● **Objective**
All entries are to be quoted exactly; the images stay out of the copy.

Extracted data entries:
━━━

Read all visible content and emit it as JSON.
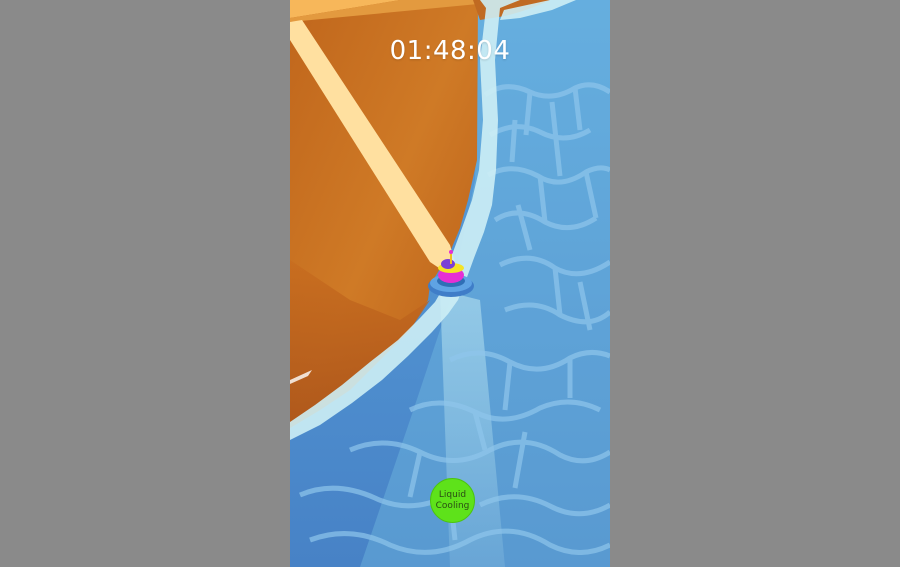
{
  "game": {
    "timer": "01:48:04",
    "ability_button": {
      "label": "Liquid Cooling",
      "color": "#5ee21a"
    }
  },
  "colors": {
    "background": "#8a8a8a",
    "water": "#4f8ccc",
    "foam": "#cdeef5",
    "cliff": "#c8701f",
    "path": "#ffe0a0",
    "timer_text": "#ffffff"
  }
}
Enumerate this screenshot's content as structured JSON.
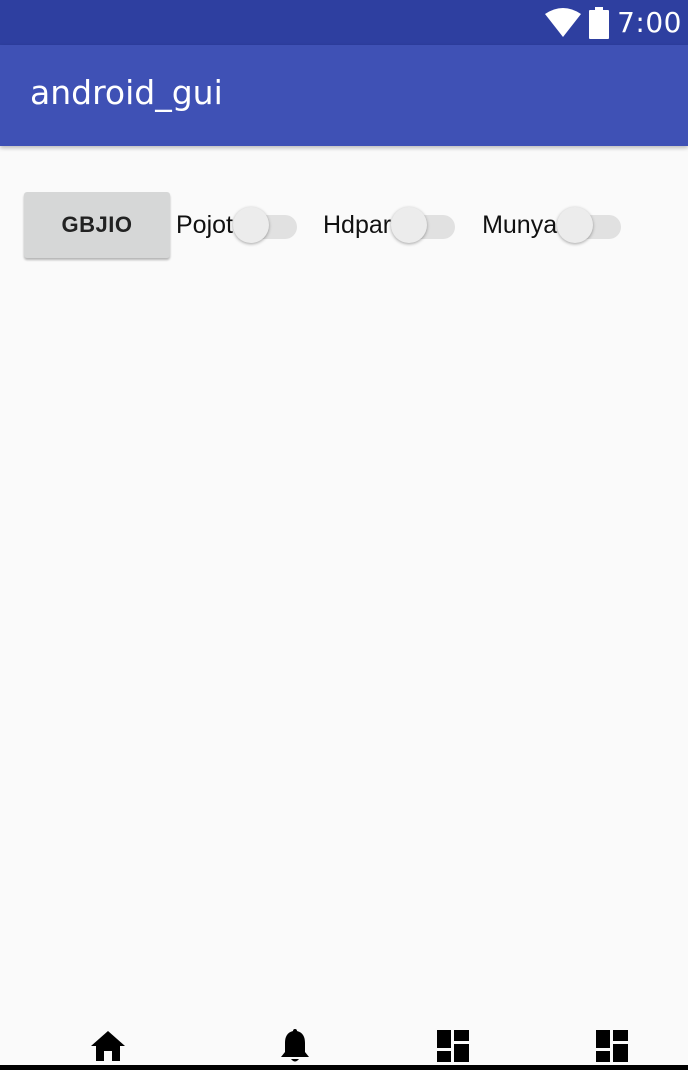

━━━

● **Exercise output**
Read all visible content and emit it as JSON.
{
  "game": {
    "timer": "01:48:04",
    "ability_button": {
      "label": "Liquid Cooling",
      "color": "#5ee21a"
    }
  },
  "colors": {
    "background": "#8a8a8a",
    "water": "#4f8ccc",
    "foam": "#cdeef5",
    "cliff": "#c8701f",
    "path": "#ffe0a0",
    "timer_text": "#ffffff"
  }
}
Enumerate this screenshot's content as structured JSON.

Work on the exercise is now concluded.